## begin The records

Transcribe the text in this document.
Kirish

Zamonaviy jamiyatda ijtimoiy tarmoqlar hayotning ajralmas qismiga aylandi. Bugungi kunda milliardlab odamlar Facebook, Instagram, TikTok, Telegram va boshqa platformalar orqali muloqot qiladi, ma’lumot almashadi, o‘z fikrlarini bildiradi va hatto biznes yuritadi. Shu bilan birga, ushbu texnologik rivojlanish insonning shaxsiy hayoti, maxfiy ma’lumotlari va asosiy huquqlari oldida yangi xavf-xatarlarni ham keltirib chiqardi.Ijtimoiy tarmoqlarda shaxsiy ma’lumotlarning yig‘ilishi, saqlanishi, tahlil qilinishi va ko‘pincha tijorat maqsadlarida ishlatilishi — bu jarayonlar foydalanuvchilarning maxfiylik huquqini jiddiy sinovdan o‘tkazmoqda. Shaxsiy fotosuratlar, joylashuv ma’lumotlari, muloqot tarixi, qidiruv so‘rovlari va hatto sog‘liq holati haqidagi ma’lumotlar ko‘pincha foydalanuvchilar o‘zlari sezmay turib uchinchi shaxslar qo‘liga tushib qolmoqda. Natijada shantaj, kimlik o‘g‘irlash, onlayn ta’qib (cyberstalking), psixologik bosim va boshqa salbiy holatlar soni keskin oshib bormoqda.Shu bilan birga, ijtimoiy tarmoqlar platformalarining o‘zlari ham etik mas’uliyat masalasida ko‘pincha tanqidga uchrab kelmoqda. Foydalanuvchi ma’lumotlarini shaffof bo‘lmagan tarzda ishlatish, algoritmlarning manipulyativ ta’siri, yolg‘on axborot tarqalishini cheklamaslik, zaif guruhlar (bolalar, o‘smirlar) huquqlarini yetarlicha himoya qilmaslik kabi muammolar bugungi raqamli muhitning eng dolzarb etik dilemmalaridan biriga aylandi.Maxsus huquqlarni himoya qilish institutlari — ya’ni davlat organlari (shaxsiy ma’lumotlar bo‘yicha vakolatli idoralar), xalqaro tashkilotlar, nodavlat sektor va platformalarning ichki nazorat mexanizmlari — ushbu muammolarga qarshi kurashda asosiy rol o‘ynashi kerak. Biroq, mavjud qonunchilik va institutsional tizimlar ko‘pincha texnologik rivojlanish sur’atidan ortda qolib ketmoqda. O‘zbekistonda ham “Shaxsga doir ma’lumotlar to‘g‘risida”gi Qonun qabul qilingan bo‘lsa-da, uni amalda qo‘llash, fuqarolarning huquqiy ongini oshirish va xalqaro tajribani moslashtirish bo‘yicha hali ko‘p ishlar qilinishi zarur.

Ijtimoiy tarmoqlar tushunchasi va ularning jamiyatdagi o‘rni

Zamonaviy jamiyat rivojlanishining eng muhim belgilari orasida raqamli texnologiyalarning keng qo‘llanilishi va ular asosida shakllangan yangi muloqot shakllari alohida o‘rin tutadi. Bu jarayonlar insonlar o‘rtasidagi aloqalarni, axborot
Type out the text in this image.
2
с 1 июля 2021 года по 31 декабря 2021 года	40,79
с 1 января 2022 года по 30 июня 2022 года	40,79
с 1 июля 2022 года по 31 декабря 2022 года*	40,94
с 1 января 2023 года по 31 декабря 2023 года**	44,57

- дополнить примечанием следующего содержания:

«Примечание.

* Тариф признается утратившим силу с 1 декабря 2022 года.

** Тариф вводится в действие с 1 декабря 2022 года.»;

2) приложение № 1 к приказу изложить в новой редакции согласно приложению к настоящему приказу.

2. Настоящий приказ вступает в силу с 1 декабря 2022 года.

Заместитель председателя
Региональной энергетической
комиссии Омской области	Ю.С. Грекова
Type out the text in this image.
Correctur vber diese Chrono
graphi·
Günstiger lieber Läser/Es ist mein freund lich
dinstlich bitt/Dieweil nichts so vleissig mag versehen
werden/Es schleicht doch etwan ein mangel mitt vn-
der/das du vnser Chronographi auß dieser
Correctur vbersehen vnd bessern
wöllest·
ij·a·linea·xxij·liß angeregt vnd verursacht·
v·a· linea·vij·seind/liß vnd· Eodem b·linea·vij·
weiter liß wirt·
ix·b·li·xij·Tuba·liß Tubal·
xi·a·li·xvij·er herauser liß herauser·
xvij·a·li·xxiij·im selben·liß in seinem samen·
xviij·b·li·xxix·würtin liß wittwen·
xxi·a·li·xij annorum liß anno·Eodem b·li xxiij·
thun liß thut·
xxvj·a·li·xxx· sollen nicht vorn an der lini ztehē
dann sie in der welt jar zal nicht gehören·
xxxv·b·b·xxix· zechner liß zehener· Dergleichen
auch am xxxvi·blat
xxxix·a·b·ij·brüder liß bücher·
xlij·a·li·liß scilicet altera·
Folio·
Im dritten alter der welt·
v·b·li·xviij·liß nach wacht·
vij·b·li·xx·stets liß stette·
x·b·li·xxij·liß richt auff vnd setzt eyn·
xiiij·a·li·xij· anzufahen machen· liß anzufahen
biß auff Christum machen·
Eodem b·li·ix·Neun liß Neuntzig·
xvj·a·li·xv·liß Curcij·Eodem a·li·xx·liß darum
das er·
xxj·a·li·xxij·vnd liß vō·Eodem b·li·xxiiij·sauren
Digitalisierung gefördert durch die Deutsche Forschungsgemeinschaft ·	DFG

## end The records

:: Requirement ::
Reproduce the data in its entirety, matching each character.

:: Output below ::
Transcribe the text in this document.
Kirish

Zamonaviy jamiyatda ijtimoiy tarmoqlar hayotning ajralmas qismiga aylandi. Bugungi kunda milliardlab odamlar Facebook, Instagram, TikTok, Telegram va boshqa platformalar orqali muloqot qiladi, ma’lumot almashadi, o‘z fikrlarini bildiradi va hatto biznes yuritadi. Shu bilan birga, ushbu texnologik rivojlanish insonning shaxsiy hayoti, maxfiy ma’lumotlari va asosiy huquqlari oldida yangi xavf-xatarlarni ham keltirib chiqardi.Ijtimoiy tarmoqlarda shaxsiy ma’lumotlarning yig‘ilishi, saqlanishi, tahlil qilinishi va ko‘pincha tijorat maqsadlarida ishlatilishi — bu jarayonlar foydalanuvchilarning maxfiylik huquqini jiddiy sinovdan o‘tkazmoqda. Shaxsiy fotosuratlar, joylashuv ma’lumotlari, muloqot tarixi, qidiruv so‘rovlari va hatto sog‘liq holati haqidagi ma’lumotlar ko‘pincha foydalanuvchilar o‘zlari sezmay turib uchinchi shaxslar qo‘liga tushib qolmoqda. Natijada shantaj, kimlik o‘g‘irlash, onlayn ta’qib (cyberstalking), psixologik bosim va boshqa salbiy holatlar soni keskin oshib bormoqda.Shu bilan birga, ijtimoiy tarmoqlar platformalarining o‘zlari ham etik mas’uliyat masalasida ko‘pincha tanqidga uchrab kelmoqda. Foydalanuvchi ma’lumotlarini shaffof bo‘lmagan tarzda ishlatish, algoritmlarning manipulyativ ta’siri, yolg‘on axborot tarqalishini cheklamaslik, zaif guruhlar (bolalar, o‘smirlar) huquqlarini yetarlicha himoya qilmaslik kabi muammolar bugungi raqamli muhitning eng dolzarb etik dilemmalaridan biriga aylandi.Maxsus huquqlarni himoya qilish institutlari — ya’ni davlat organlari (shaxsiy ma’lumotlar bo‘yicha vakolatli idoralar), xalqaro tashkilotlar, nodavlat sektor va platformalarning ichki nazorat mexanizmlari — ushbu muammolarga qarshi kurashda asosiy rol o‘ynashi kerak. Biroq, mavjud qonunchilik va institutsional tizimlar ko‘pincha texnologik rivojlanish sur’atidan ortda qolib ketmoqda. O‘zbekistonda ham “Shaxsga doir ma’lumotlar to‘g‘risida”gi Qonun qabul qilingan bo‘lsa-da, uni amalda qo‘llash, fuqarolarning huquqiy ongini oshirish va xalqaro tajribani moslashtirish bo‘yicha hali ko‘p ishlar qilinishi zarur.

Ijtimoiy tarmoqlar tushunchasi va ularning jamiyatdagi o‘rni

Zamonaviy jamiyat rivojlanishining eng muhim belgilari orasida raqamli texnologiyalarning keng qo‘llanilishi va ular asosida shakllangan yangi muloqot shakllari alohida o‘rin tutadi. Bu jarayonlar insonlar o‘rtasidagi aloqalarni, axborot
Type out the text in this image.
2
с 1 июля 2021 года по 31 декабря 2021 года	40,79
с 1 января 2022 года по 30 июня 2022 года	40,79
с 1 июля 2022 года по 31 декабря 2022 года*	40,94
с 1 января 2023 года по 31 декабря 2023 года**	44,57

- дополнить примечанием следующего содержания:

«Примечание.

* Тариф признается утратившим силу с 1 декабря 2022 года.

** Тариф вводится в действие с 1 декабря 2022 года.»;

2) приложение № 1 к приказу изложить в новой редакции согласно приложению к настоящему приказу.

2. Настоящий приказ вступает в силу с 1 декабря 2022 года.

Заместитель председателя
Региональной энергетической
комиссии Омской области	Ю.С. Грекова
Type out the text in this image.
Correctur vber diese Chrono
graphi·
Günstiger lieber Läser/Es ist mein freund lich
dinstlich bitt/Dieweil nichts so vleissig mag versehen
werden/Es schleicht doch etwan ein mangel mitt vn-
der/das du vnser Chronographi auß dieser
Correctur vbersehen vnd bessern
wöllest·
ij·a·linea·xxij·liß angeregt vnd verursacht·
v·a· linea·vij·seind/liß vnd· Eodem b·linea·vij·
weiter liß wirt·
ix·b·li·xij·Tuba·liß Tubal·
xi·a·li·xvij·er herauser liß herauser·
xvij·a·li·xxiij·im selben·liß in seinem samen·
xviij·b·li·xxix·würtin liß wittwen·
xxi·a·li·xij annorum liß anno·Eodem b·li xxiij·
thun liß thut·
xxvj·a·li·xxx· sollen nicht vorn an der lini ztehē
dann sie in der welt jar zal nicht gehören·
xxxv·b·b·xxix· zechner liß zehener· Dergleichen
auch am xxxvi·blat
xxxix·a·b·ij·brüder liß bücher·
xlij·a·li·liß scilicet altera·
Folio·
Im dritten alter der welt·
v·b·li·xviij·liß nach wacht·
vij·b·li·xx·stets liß stette·
x·b·li·xxij·liß richt auff vnd setzt eyn·
xiiij·a·li·xij· anzufahen machen· liß anzufahen
biß auff Christum machen·
Eodem b·li·ix·Neun liß Neuntzig·
xvj·a·li·xv·liß Curcij·Eodem a·li·xx·liß darum
das er·
xxj·a·li·xxij·vnd liß vō·Eodem b·li·xxiiij·sauren
Digitalisierung gefördert durch die Deutsche Forschungsgemeinschaft ·	DFG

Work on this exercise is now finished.